======== Data in this exercise ========

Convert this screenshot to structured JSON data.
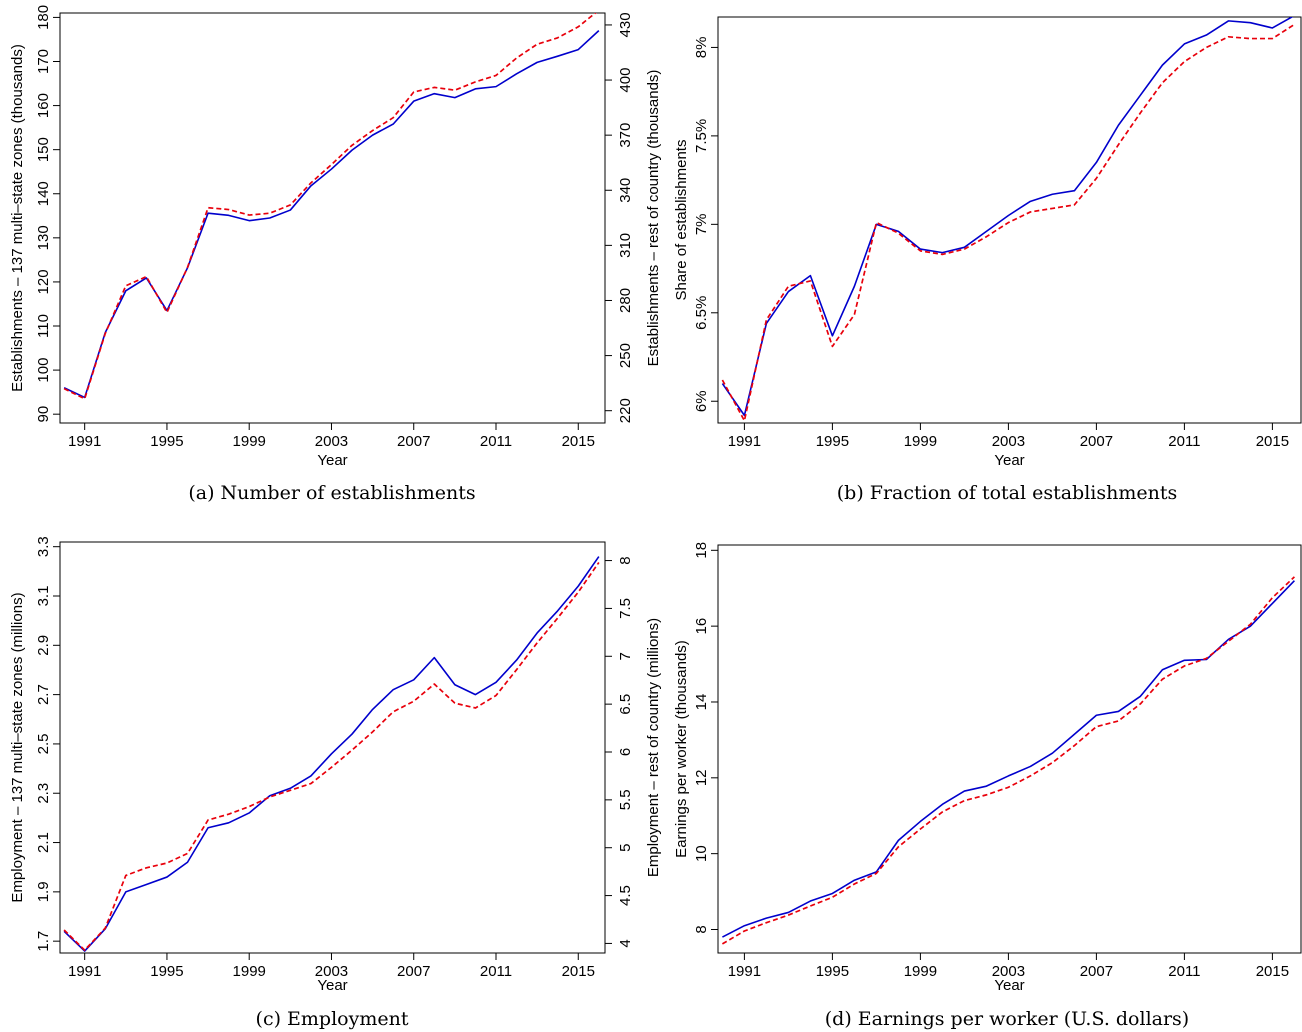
{
  "colors": {
    "solid_series": "#0000cc",
    "dashed_series": "#e8000b",
    "axis": "#000000"
  },
  "chart_data": [
    {
      "id": "a",
      "type": "line",
      "caption": "(a) Number of establishments",
      "xlabel": "Year",
      "ylabel": "Establishments – 137 multi–state zones (thousands)",
      "y2label": "Establishments – rest of country (thousands)",
      "xlim": [
        1989.8,
        2016.3
      ],
      "ylim": [
        88,
        181
      ],
      "y2lim": [
        213.3,
        436.5
      ],
      "xticks": [
        1991,
        1995,
        1999,
        2003,
        2007,
        2011,
        2015
      ],
      "xtick_labels": [
        "1991",
        "1995",
        "1999",
        "2003",
        "2007",
        "2011",
        "2015"
      ],
      "yticks": [
        90,
        100,
        110,
        120,
        130,
        140,
        150,
        160,
        170,
        180
      ],
      "ytick_labels": [
        "90",
        "100",
        "110",
        "120",
        "130",
        "140",
        "150",
        "160",
        "170",
        "180"
      ],
      "y2ticks": [
        220,
        250,
        280,
        310,
        340,
        370,
        400,
        430
      ],
      "y2tick_labels": [
        "220",
        "250",
        "280",
        "310",
        "340",
        "370",
        "400",
        "430"
      ],
      "x": [
        1990,
        1991,
        1992,
        1993,
        1994,
        1995,
        1996,
        1997,
        1998,
        1999,
        2000,
        2001,
        2002,
        2003,
        2004,
        2005,
        2006,
        2007,
        2008,
        2009,
        2010,
        2011,
        2012,
        2013,
        2014,
        2015,
        2016
      ],
      "series": [
        {
          "axis": "left",
          "style": "solid",
          "values": [
            96.0,
            93.8,
            108.5,
            118.0,
            120.9,
            113.5,
            123.2,
            135.6,
            135.1,
            133.9,
            134.5,
            136.3,
            141.8,
            145.6,
            149.9,
            153.3,
            155.8,
            161.0,
            162.7,
            161.8,
            163.8,
            164.3,
            167.2,
            169.8,
            171.2,
            172.7,
            177.0
          ]
        },
        {
          "axis": "right",
          "style": "dashed",
          "values": [
            232.0,
            226.5,
            262.0,
            288.0,
            293.0,
            273.5,
            298.0,
            330.5,
            329.5,
            326.5,
            327.5,
            332.0,
            344.0,
            354.0,
            364.5,
            372.5,
            379.5,
            393.5,
            396.0,
            394.5,
            399.0,
            402.5,
            412.0,
            419.5,
            423.0,
            429.0,
            438.0
          ]
        }
      ]
    },
    {
      "id": "b",
      "type": "line",
      "caption": "(b) Fraction of total establishments",
      "xlabel": "Year",
      "ylabel": "Share of establishments",
      "xlim": [
        1989.8,
        2016.3
      ],
      "ylim": [
        5.877,
        8.172
      ],
      "yticks": [
        6.0,
        6.5,
        7.0,
        7.5,
        8.0
      ],
      "ytick_labels": [
        "6%",
        "6.5%",
        "7%",
        "7.5%",
        "8%"
      ],
      "xticks": [
        1991,
        1995,
        1999,
        2003,
        2007,
        2011,
        2015
      ],
      "xtick_labels": [
        "1991",
        "1995",
        "1999",
        "2003",
        "2007",
        "2011",
        "2015"
      ],
      "x": [
        1990,
        1991,
        1992,
        1993,
        1994,
        1995,
        1996,
        1997,
        1998,
        1999,
        2000,
        2001,
        2002,
        2003,
        2004,
        2005,
        2006,
        2007,
        2008,
        2009,
        2010,
        2011,
        2012,
        2013,
        2014,
        2015,
        2016
      ],
      "series": [
        {
          "axis": "left",
          "style": "solid",
          "values": [
            6.1,
            5.92,
            6.44,
            6.62,
            6.71,
            6.37,
            6.65,
            7.0,
            6.96,
            6.86,
            6.84,
            6.87,
            6.96,
            7.05,
            7.13,
            7.17,
            7.19,
            7.35,
            7.56,
            7.73,
            7.9,
            8.02,
            8.07,
            8.15,
            8.14,
            8.11,
            8.18
          ]
        },
        {
          "axis": "left",
          "style": "dashed",
          "values": [
            6.12,
            5.89,
            6.46,
            6.65,
            6.68,
            6.31,
            6.49,
            7.01,
            6.95,
            6.85,
            6.83,
            6.86,
            6.93,
            7.01,
            7.07,
            7.09,
            7.11,
            7.26,
            7.45,
            7.63,
            7.8,
            7.92,
            8.0,
            8.06,
            8.05,
            8.05,
            8.13
          ]
        }
      ]
    },
    {
      "id": "c",
      "type": "line",
      "caption": "(c) Employment",
      "xlabel": "Year",
      "ylabel": "Employment – 137 multi–state zones (millions)",
      "y2label": "Employment – rest of country (millions)",
      "xlim": [
        1989.8,
        2016.3
      ],
      "ylim": [
        1.652,
        3.319
      ],
      "y2lim": [
        3.9,
        8.194
      ],
      "xticks": [
        1991,
        1995,
        1999,
        2003,
        2007,
        2011,
        2015
      ],
      "xtick_labels": [
        "1991",
        "1995",
        "1999",
        "2003",
        "2007",
        "2011",
        "2015"
      ],
      "yticks": [
        1.7,
        1.9,
        2.1,
        2.3,
        2.5,
        2.7,
        2.9,
        3.1,
        3.3
      ],
      "ytick_labels": [
        "1.7",
        "1.9",
        "2.1",
        "2.3",
        "2.5",
        "2.7",
        "2.9",
        "3.1",
        "3.3"
      ],
      "y2ticks": [
        4,
        4.5,
        5,
        5.5,
        6,
        6.5,
        7,
        7.5,
        8
      ],
      "y2tick_labels": [
        "4",
        "4.5",
        "5",
        "5.5",
        "6",
        "6.5",
        "7",
        "7.5",
        "8"
      ],
      "x": [
        1990,
        1991,
        1992,
        1993,
        1994,
        1995,
        1996,
        1997,
        1998,
        1999,
        2000,
        2001,
        2002,
        2003,
        2004,
        2005,
        2006,
        2007,
        2008,
        2009,
        2010,
        2011,
        2012,
        2013,
        2014,
        2015,
        2016
      ],
      "series": [
        {
          "axis": "left",
          "style": "solid",
          "values": [
            1.74,
            1.66,
            1.75,
            1.9,
            1.93,
            1.96,
            2.02,
            2.16,
            2.18,
            2.22,
            2.29,
            2.32,
            2.37,
            2.46,
            2.54,
            2.64,
            2.72,
            2.76,
            2.85,
            2.74,
            2.7,
            2.75,
            2.84,
            2.95,
            3.04,
            3.14,
            3.26
          ]
        },
        {
          "axis": "right",
          "style": "dashed",
          "values": [
            4.14,
            3.93,
            4.16,
            4.71,
            4.79,
            4.84,
            4.94,
            5.29,
            5.35,
            5.43,
            5.53,
            5.6,
            5.67,
            5.84,
            6.02,
            6.21,
            6.42,
            6.53,
            6.71,
            6.51,
            6.46,
            6.59,
            6.86,
            7.14,
            7.4,
            7.67,
            7.98
          ]
        }
      ]
    },
    {
      "id": "d",
      "type": "line",
      "caption": "(d) Earnings per worker (U.S. dollars)",
      "xlabel": "Year",
      "ylabel": "Earnings per worker (thousands)",
      "xlim": [
        1989.8,
        2016.3
      ],
      "ylim": [
        7.38,
        18.14
      ],
      "yticks": [
        8,
        10,
        12,
        14,
        16,
        18
      ],
      "ytick_labels": [
        "8",
        "10",
        "12",
        "14",
        "16",
        "18"
      ],
      "xticks": [
        1991,
        1995,
        1999,
        2003,
        2007,
        2011,
        2015
      ],
      "xtick_labels": [
        "1991",
        "1995",
        "1999",
        "2003",
        "2007",
        "2011",
        "2015"
      ],
      "x": [
        1990,
        1991,
        1992,
        1993,
        1994,
        1995,
        1996,
        1997,
        1998,
        1999,
        2000,
        2001,
        2002,
        2003,
        2004,
        2005,
        2006,
        2007,
        2008,
        2009,
        2010,
        2011,
        2012,
        2013,
        2014,
        2015,
        2016
      ],
      "series": [
        {
          "axis": "left",
          "style": "solid",
          "values": [
            7.8,
            8.1,
            8.3,
            8.45,
            8.75,
            8.95,
            9.3,
            9.52,
            10.35,
            10.85,
            11.3,
            11.65,
            11.78,
            12.05,
            12.3,
            12.65,
            13.15,
            13.65,
            13.75,
            14.15,
            14.85,
            15.1,
            15.12,
            15.65,
            16.0,
            16.6,
            17.2
          ]
        },
        {
          "axis": "left",
          "style": "dashed",
          "values": [
            7.62,
            7.96,
            8.18,
            8.38,
            8.62,
            8.85,
            9.2,
            9.48,
            10.18,
            10.65,
            11.1,
            11.4,
            11.55,
            11.75,
            12.05,
            12.4,
            12.85,
            13.35,
            13.5,
            13.95,
            14.6,
            14.95,
            15.15,
            15.6,
            16.05,
            16.75,
            17.3
          ]
        }
      ]
    }
  ]
}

========

**Set task**
Locate the word "Employment" in the data above. Copy every line carrying it.

**Solution to this problem**
      "caption": "(c) Employment",
      "ylabel": "Employment – 137 multi–state zones (millions)",
      "y2label": "Employment – rest of country (millions)",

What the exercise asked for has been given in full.